§ **Exercise objective**
Return every line of the records below verbatim, with no pictures in the copy.

Rows from a dataset
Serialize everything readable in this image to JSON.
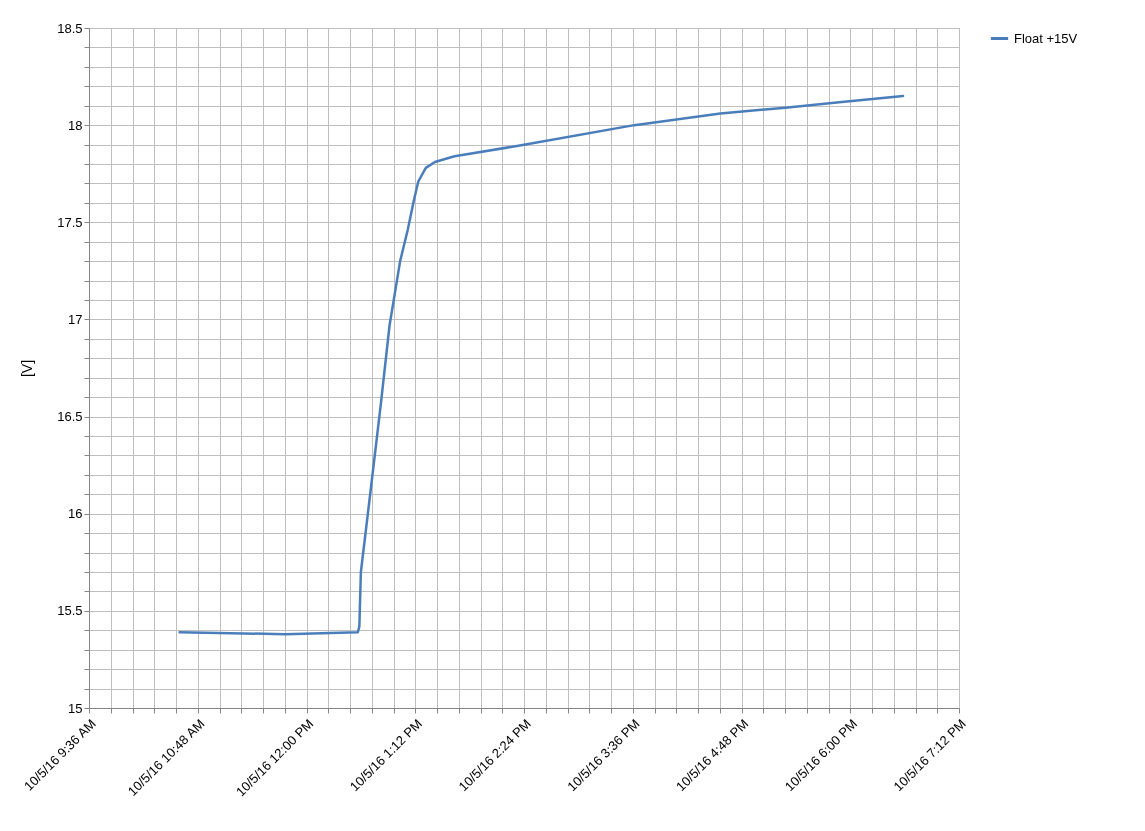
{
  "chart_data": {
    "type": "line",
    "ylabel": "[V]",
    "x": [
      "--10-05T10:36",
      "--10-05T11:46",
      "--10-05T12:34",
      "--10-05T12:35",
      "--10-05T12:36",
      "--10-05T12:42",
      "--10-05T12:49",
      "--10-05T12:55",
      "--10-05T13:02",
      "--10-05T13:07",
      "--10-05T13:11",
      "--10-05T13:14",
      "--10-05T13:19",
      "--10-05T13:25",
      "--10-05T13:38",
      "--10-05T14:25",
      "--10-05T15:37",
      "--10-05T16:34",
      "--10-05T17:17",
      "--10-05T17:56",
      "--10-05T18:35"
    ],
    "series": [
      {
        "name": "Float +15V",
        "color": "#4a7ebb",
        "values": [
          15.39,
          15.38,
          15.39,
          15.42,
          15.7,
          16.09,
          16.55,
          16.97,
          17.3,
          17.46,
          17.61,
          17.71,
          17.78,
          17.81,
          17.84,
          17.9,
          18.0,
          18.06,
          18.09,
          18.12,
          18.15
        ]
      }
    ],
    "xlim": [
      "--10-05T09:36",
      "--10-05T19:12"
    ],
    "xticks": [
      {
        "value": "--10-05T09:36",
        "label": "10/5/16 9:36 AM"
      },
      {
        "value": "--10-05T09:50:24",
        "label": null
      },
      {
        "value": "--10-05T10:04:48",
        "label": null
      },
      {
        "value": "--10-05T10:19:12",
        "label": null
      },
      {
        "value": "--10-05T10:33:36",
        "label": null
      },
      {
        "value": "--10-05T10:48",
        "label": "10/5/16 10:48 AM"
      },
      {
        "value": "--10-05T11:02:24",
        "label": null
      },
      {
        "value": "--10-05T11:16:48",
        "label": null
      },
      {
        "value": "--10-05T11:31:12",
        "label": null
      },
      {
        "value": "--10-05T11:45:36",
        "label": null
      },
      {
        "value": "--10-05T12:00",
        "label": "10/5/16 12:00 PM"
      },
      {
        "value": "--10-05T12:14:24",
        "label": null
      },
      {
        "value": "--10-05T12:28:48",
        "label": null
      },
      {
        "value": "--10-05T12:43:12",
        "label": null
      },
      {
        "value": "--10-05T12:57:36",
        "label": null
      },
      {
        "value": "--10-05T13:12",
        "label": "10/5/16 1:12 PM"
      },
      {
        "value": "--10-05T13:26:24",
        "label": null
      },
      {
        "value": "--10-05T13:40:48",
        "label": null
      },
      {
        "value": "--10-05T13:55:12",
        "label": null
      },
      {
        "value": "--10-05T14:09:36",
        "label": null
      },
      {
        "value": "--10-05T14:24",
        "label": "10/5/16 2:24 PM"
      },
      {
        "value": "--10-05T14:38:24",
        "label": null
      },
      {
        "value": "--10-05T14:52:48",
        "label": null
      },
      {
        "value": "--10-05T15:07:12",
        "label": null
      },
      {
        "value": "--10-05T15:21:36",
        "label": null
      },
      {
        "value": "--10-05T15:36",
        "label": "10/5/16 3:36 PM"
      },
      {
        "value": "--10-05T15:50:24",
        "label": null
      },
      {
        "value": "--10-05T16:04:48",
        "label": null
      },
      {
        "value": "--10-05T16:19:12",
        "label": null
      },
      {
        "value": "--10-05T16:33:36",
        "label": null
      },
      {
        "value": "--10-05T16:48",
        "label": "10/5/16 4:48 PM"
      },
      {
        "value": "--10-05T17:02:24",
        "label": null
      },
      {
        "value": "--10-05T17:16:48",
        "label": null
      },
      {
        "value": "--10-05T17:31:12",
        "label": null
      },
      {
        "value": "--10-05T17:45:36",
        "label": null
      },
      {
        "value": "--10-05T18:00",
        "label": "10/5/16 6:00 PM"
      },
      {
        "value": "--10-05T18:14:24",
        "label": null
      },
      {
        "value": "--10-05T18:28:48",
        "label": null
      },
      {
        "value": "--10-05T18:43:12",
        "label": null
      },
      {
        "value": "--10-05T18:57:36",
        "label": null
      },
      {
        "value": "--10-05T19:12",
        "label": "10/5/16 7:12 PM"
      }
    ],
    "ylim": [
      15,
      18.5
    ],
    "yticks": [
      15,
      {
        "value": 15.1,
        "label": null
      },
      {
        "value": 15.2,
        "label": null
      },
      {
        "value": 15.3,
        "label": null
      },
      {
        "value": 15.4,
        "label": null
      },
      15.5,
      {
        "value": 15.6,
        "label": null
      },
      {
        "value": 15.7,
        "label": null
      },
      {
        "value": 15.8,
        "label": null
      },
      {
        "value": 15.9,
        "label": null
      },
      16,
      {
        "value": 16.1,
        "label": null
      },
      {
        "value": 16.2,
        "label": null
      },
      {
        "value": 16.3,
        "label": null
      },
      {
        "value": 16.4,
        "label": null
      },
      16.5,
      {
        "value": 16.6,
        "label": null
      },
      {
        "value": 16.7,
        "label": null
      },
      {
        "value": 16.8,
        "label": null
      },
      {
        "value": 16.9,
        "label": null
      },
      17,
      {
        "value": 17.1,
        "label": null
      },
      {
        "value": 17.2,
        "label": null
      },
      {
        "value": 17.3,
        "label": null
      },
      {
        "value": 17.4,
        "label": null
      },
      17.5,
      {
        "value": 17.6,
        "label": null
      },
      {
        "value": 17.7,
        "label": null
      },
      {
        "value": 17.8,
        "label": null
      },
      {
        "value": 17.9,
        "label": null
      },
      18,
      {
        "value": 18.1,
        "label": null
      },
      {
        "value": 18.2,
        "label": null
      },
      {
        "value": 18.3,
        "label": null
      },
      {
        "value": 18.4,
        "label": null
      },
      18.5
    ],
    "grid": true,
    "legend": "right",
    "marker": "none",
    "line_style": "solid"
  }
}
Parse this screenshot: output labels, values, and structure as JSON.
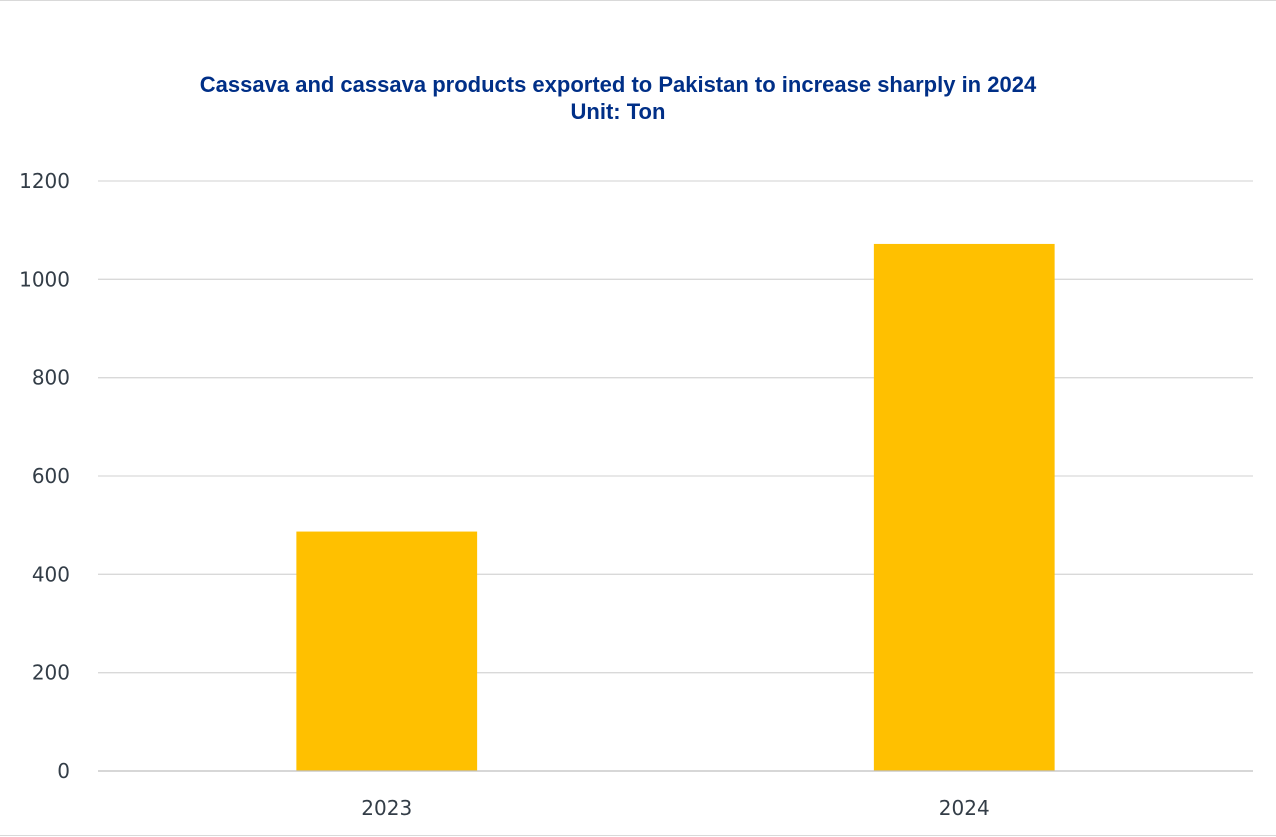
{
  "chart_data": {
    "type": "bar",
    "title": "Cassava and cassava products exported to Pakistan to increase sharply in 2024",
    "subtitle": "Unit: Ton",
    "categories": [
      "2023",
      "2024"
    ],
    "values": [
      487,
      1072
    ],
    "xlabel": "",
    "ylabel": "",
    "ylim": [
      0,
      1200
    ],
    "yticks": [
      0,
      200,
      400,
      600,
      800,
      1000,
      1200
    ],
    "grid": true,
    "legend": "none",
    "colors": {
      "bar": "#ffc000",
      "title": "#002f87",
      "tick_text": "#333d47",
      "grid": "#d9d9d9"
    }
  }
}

§ **Written answer**
Serialize everything readable in this image to JSON.
{
  "chart_data": {
    "type": "line",
    "ylabel": "[V]",
    "x": [
      "--10-05T10:36",
      "--10-05T11:46",
      "--10-05T12:34",
      "--10-05T12:35",
      "--10-05T12:36",
      "--10-05T12:42",
      "--10-05T12:49",
      "--10-05T12:55",
      "--10-05T13:02",
      "--10-05T13:07",
      "--10-05T13:11",
      "--10-05T13:14",
      "--10-05T13:19",
      "--10-05T13:25",
      "--10-05T13:38",
      "--10-05T14:25",
      "--10-05T15:37",
      "--10-05T16:34",
      "--10-05T17:17",
      "--10-05T17:56",
      "--10-05T18:35"
    ],
    "series": [
      {
        "name": "Float +15V",
        "color": "#4a7ebb",
        "values": [
          15.39,
          15.38,
          15.39,
          15.42,
          15.7,
          16.09,
          16.55,
          16.97,
          17.3,
          17.46,
          17.61,
          17.71,
          17.78,
          17.81,
          17.84,
          17.9,
          18.0,
          18.06,
          18.09,
          18.12,
          18.15
        ]
      }
    ],
    "xlim": [
      "--10-05T09:36",
      "--10-05T19:12"
    ],
    "xticks": [
      {
        "value": "--10-05T09:36",
        "label": "10/5/16 9:36 AM"
      },
      {
        "value": "--10-05T09:50:24",
        "label": null
      },
      {
        "value": "--10-05T10:04:48",
        "label": null
      },
      {
        "value": "--10-05T10:19:12",
        "label": null
      },
      {
        "value": "--10-05T10:33:36",
        "label": null
      },
      {
        "value": "--10-05T10:48",
        "label": "10/5/16 10:48 AM"
      },
      {
        "value": "--10-05T11:02:24",
        "label": null
      },
      {
        "value": "--10-05T11:16:48",
        "label": null
      },
      {
        "value": "--10-05T11:31:12",
        "label": null
      },
      {
        "value": "--10-05T11:45:36",
        "label": null
      },
      {
        "value": "--10-05T12:00",
        "label": "10/5/16 12:00 PM"
      },
      {
        "value": "--10-05T12:14:24",
        "label": null
      },
      {
        "value": "--10-05T12:28:48",
        "label": null
      },
      {
        "value": "--10-05T12:43:12",
        "label": null
      },
      {
        "value": "--10-05T12:57:36",
        "label": null
      },
      {
        "value": "--10-05T13:12",
        "label": "10/5/16 1:12 PM"
      },
      {
        "value": "--10-05T13:26:24",
        "label": null
      },
      {
        "value": "--10-05T13:40:48",
        "label": null
      },
      {
        "value": "--10-05T13:55:12",
        "label": null
      },
      {
        "value": "--10-05T14:09:36",
        "label": null
      },
      {
        "value": "--10-05T14:24",
        "label": "10/5/16 2:24 PM"
      },
      {
        "value": "--10-05T14:38:24",
        "label": null
      },
      {
        "value": "--10-05T14:52:48",
        "label": null
      },
      {
        "value": "--10-05T15:07:12",
        "label": null
      },
      {
        "value": "--10-05T15:21:36",
        "label": null
      },
      {
        "value": "--10-05T15:36",
        "label": "10/5/16 3:36 PM"
      },
      {
        "value": "--10-05T15:50:24",
        "label": null
      },
      {
        "value": "--10-05T16:04:48",
        "label": null
      },
      {
        "value": "--10-05T16:19:12",
        "label": null
      },
      {
        "value": "--10-05T16:33:36",
        "label": null
      },
      {
        "value": "--10-05T16:48",
        "label": "10/5/16 4:48 PM"
      },
      {
        "value": "--10-05T17:02:24",
        "label": null
      },
      {
        "value": "--10-05T17:16:48",
        "label": null
      },
      {
        "value": "--10-05T17:31:12",
        "label": null
      },
      {
        "value": "--10-05T17:45:36",
        "label": null
      },
      {
        "value": "--10-05T18:00",
        "label": "10/5/16 6:00 PM"
      },
      {
        "value": "--10-05T18:14:24",
        "label": null
      },
      {
        "value": "--10-05T18:28:48",
        "label": null
      },
      {
        "value": "--10-05T18:43:12",
        "label": null
      },
      {
        "value": "--10-05T18:57:36",
        "label": null
      },
      {
        "value": "--10-05T19:12",
        "label": "10/5/16 7:12 PM"
      }
    ],
    "ylim": [
      15,
      18.5
    ],
    "yticks": [
      15,
      {
        "value": 15.1,
        "label": null
      },
      {
        "value": 15.2,
        "label": null
      },
      {
        "value": 15.3,
        "label": null
      },
      {
        "value": 15.4,
        "label": null
      },
      15.5,
      {
        "value": 15.6,
        "label": null
      },
      {
        "value": 15.7,
        "label": null
      },
      {
        "value": 15.8,
        "label": null
      },
      {
        "value": 15.9,
        "label": null
      },
      16,
      {
        "value": 16.1,
        "label": null
      },
      {
        "value": 16.2,
        "label": null
      },
      {
        "value": 16.3,
        "label": null
      },
      {
        "value": 16.4,
        "label": null
      },
      16.5,
      {
        "value": 16.6,
        "label": null
      },
      {
        "value": 16.7,
        "label": null
      },
      {
        "value": 16.8,
        "label": null
      },
      {
        "value": 16.9,
        "label": null
      },
      17,
      {
        "value": 17.1,
        "label": null
      },
      {
        "value": 17.2,
        "label": null
      },
      {
        "value": 17.3,
        "label": null
      },
      {
        "value": 17.4,
        "label": null
      },
      17.5,
      {
        "value": 17.6,
        "label": null
      },
      {
        "value": 17.7,
        "label": null
      },
      {
        "value": 17.8,
        "label": null
      },
      {
        "value": 17.9,
        "label": null
      },
      18,
      {
        "value": 18.1,
        "label": null
      },
      {
        "value": 18.2,
        "label": null
      },
      {
        "value": 18.3,
        "label": null
      },
      {
        "value": 18.4,
        "label": null
      },
      18.5
    ],
    "grid": true,
    "legend": "right",
    "marker": "none",
    "line_style": "solid"
  }
}
Parse this screenshot: output labels, values, and structure as JSON.
{
  "chart_data": {
    "type": "bar",
    "title": "Cassava and cassava products exported to Pakistan to increase sharply in 2024",
    "subtitle": "Unit: Ton",
    "categories": [
      "2023",
      "2024"
    ],
    "values": [
      487,
      1072
    ],
    "xlabel": "",
    "ylabel": "",
    "ylim": [
      0,
      1200
    ],
    "yticks": [
      0,
      200,
      400,
      600,
      800,
      1000,
      1200
    ],
    "grid": true,
    "legend": "none",
    "colors": {
      "bar": "#ffc000",
      "title": "#002f87",
      "tick_text": "#333d47",
      "grid": "#d9d9d9"
    }
  }
}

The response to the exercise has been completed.